Data for the task:
━━━━━━━━━━━━━━━━

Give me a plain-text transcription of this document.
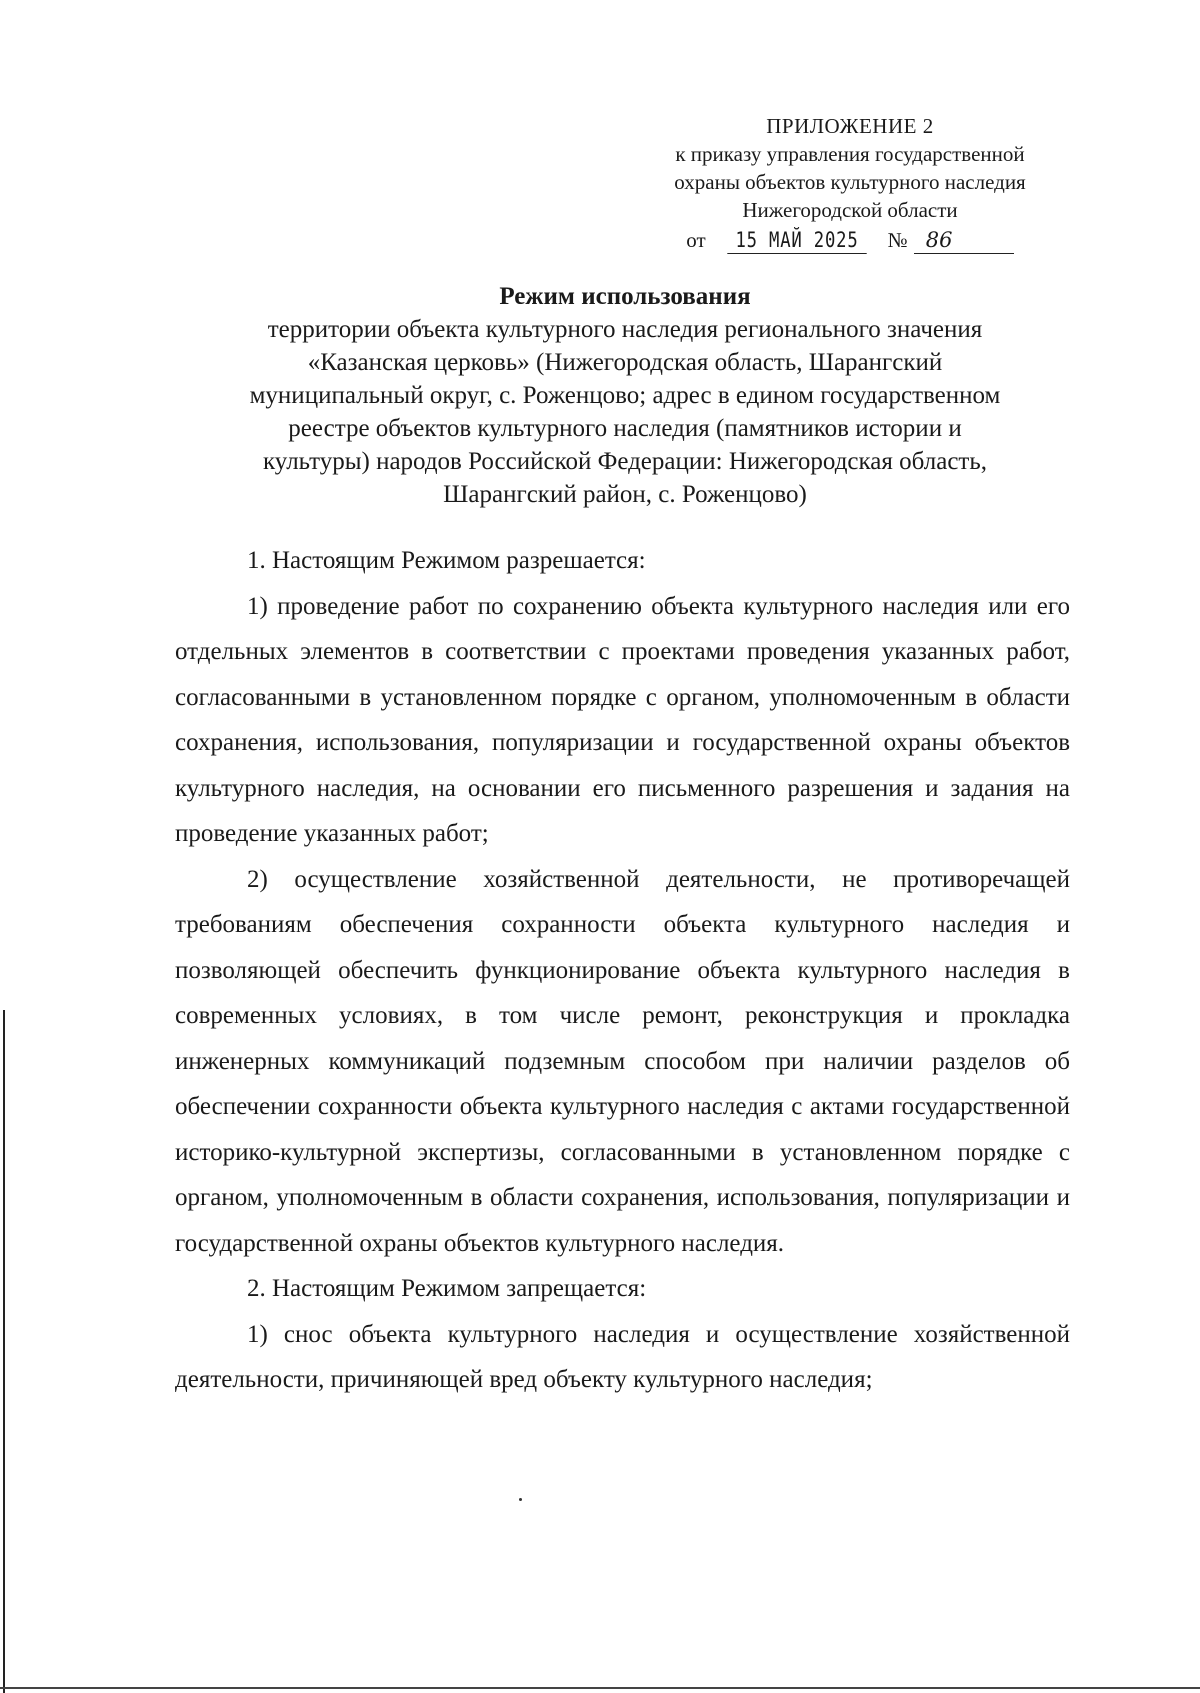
ПРИЛОЖЕНИЕ 2
к приказу управления государственной
охраны объектов культурного наследия
Нижегородской области
от	15 МАЙ 2025	№ 86
Режим использования
территории объекта культурного наследия регионального значения
«Казанская церковь» (Нижегородская область, Шарангский
муниципальный округ, с. Роженцово; адрес в едином государственном
реестре объектов культурного наследия (памятников истории и
культуры) народов Российской Федерации: Нижегородская область,
Шарангский район, с. Роженцово)

1. Настоящим Режимом разрешается:

1) проведение работ по сохранению объекта культурного наследия или его отдельных элементов в соответствии с проектами проведения указанных работ, согласованными в установленном порядке с органом, уполномоченным в области сохранения, использования, популяризации и государственной охраны объектов культурного наследия, на основании его письменного разрешения и задания на проведение указанных работ;

2) осуществление хозяйственной деятельности, не противоречащей требованиям обеспечения сохранности объекта культурного наследия и позволяющей обеспечить функционирование объекта культурного наследия в современных условиях, в том числе ремонт, реконструкция и прокладка инженерных коммуникаций подземным способом при наличии разделов об обеспечении сохранности объекта культурного наследия с актами государственной историко-культурной экспертизы, согласованными в установленном порядке с органом, уполномоченным в области сохранения, использования, популяризации и государственной охраны объектов культурного наследия.

2. Настоящим Режимом запрещается:

1) снос объекта культурного наследия и осуществление хозяйственной деятельности, причиняющей вред объекту культурного наследия;
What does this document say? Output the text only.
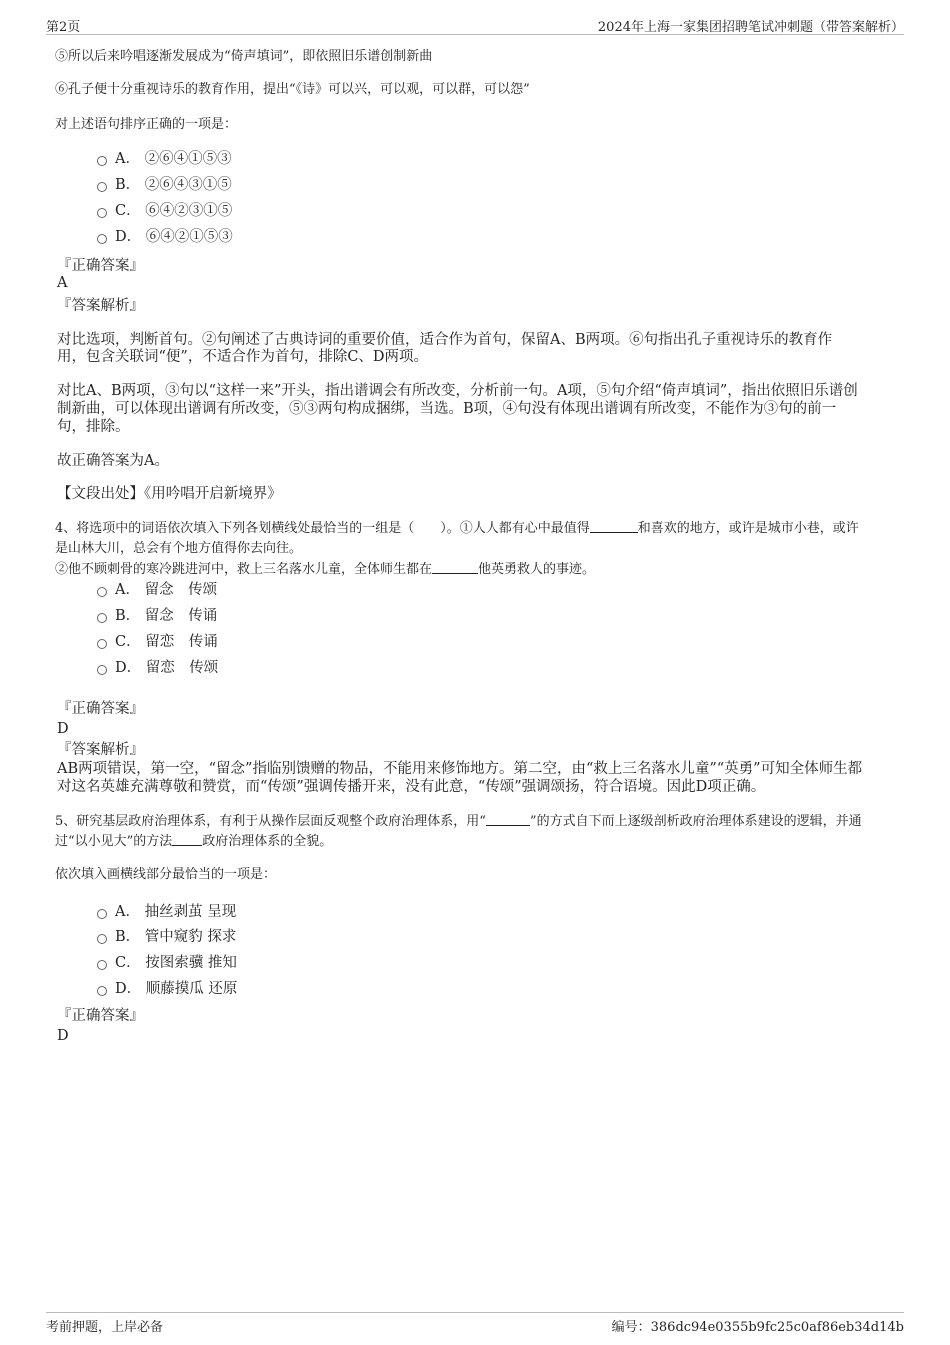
第2页	2024年上海一家集团招聘笔试冲刺题（带答案解析）
⑤所以后来吟唱逐渐发展成为“倚声填词”，即依照旧乐谱创制新曲
⑥孔子便十分重视诗乐的教育作用，提出“《诗》可以兴，可以观，可以群，可以怨”
对上述语句排序正确的一项是：
A． ②⑥④①⑤③
B． ②⑥④③①⑤
C． ⑥④②③①⑤
D． ⑥④②①⑤③
『正确答案』
A
『答案解析』
对比选项，判断首句。②句阐述了古典诗词的重要价值，适合作为首句，保留A、B两项。⑥句指出孔子重视诗乐的教育作
用，包含关联词“便”，不适合作为首句，排除C、D两项。
对比A、B两项，③句以“这样一来”开头，指出谱调会有所改变，分析前一句。A项，⑤句介绍“倚声填词”，指出依照旧乐谱创
制新曲，可以体现出谱调有所改变，⑤③两句构成捆绑，当选。B项，④句没有体现出谱调有所改变，不能作为③句的前一
句，排除。
故正确答案为A。
【文段出处】《用吟唱开启新境界》
4、将选项中的词语依次填入下列各划横线处最恰当的一组是（　　）。①人人都有心中最值得	和喜欢的地方，或许是城市小巷，或许
是山林大川，总会有个地方值得你去向往。
②他不顾刺骨的寒冷跳进河中，救上三名落水儿童，全体师生都在	他英勇救人的事迹。
A． 留念　传颂
B． 留念　传诵
C． 留恋　传诵
D． 留恋　传颂
『正确答案』
D
『答案解析』
AB两项错误，第一空，“留念”指临别馈赠的物品，不能用来修饰地方。第二空，由“救上三名落水儿童”“英勇”可知全体师生都
对这名英雄充满尊敬和赞赏，而“传颂”强调传播开来，没有此意，“传颂”强调颂扬，符合语境。因此D项正确。
5、研究基层政府治理体系，有利于从操作层面反观整个政府治理体系，用“	”的方式自下而上逐级剖析政府治理体系建设的逻辑，并通
过“以小见大”的方法 政府治理体系的全貌。
依次填入画横线部分最恰当的一项是：
A． 抽丝剥茧 呈现
B． 管中窥豹 探求
C． 按图索骥 推知
D． 顺藤摸瓜 还原
『正确答案』
D
考前押题，上岸必备	编号：386dc94e0355b9fc25c0af86eb34d14b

━━━━━━━━━━━━━━━━

Exercise: Produce an exact copy of the lines from the line containing "What does this" through the last line of the records, with no pictures and no other text.

Answer to the exercise:
What does this document say? Output the text only.
第2页	2024年上海一家集团招聘笔试冲刺题（带答案解析）
⑤所以后来吟唱逐渐发展成为“倚声填词”，即依照旧乐谱创制新曲
⑥孔子便十分重视诗乐的教育作用，提出“《诗》可以兴，可以观，可以群，可以怨”
对上述语句排序正确的一项是：
A． ②⑥④①⑤③
B． ②⑥④③①⑤
C． ⑥④②③①⑤
D． ⑥④②①⑤③
『正确答案』
A
『答案解析』
对比选项，判断首句。②句阐述了古典诗词的重要价值，适合作为首句，保留A、B两项。⑥句指出孔子重视诗乐的教育作
用，包含关联词“便”，不适合作为首句，排除C、D两项。
对比A、B两项，③句以“这样一来”开头，指出谱调会有所改变，分析前一句。A项，⑤句介绍“倚声填词”，指出依照旧乐谱创
制新曲，可以体现出谱调有所改变，⑤③两句构成捆绑，当选。B项，④句没有体现出谱调有所改变，不能作为③句的前一
句，排除。
故正确答案为A。
【文段出处】《用吟唱开启新境界》
4、将选项中的词语依次填入下列各划横线处最恰当的一组是（　　）。①人人都有心中最值得	和喜欢的地方，或许是城市小巷，或许
是山林大川，总会有个地方值得你去向往。
②他不顾刺骨的寒冷跳进河中，救上三名落水儿童，全体师生都在	他英勇救人的事迹。
A． 留念　传颂
B． 留念　传诵
C． 留恋　传诵
D． 留恋　传颂
『正确答案』
D
『答案解析』
AB两项错误，第一空，“留念”指临别馈赠的物品，不能用来修饰地方。第二空，由“救上三名落水儿童”“英勇”可知全体师生都
对这名英雄充满尊敬和赞赏，而“传颂”强调传播开来，没有此意，“传颂”强调颂扬，符合语境。因此D项正确。
5、研究基层政府治理体系，有利于从操作层面反观整个政府治理体系，用“	”的方式自下而上逐级剖析政府治理体系建设的逻辑，并通
过“以小见大”的方法 政府治理体系的全貌。
依次填入画横线部分最恰当的一项是：
A． 抽丝剥茧 呈现
B． 管中窥豹 探求
C． 按图索骥 推知
D． 顺藤摸瓜 还原
『正确答案』
D
考前押题，上岸必备	编号：386dc94e0355b9fc25c0af86eb34d14b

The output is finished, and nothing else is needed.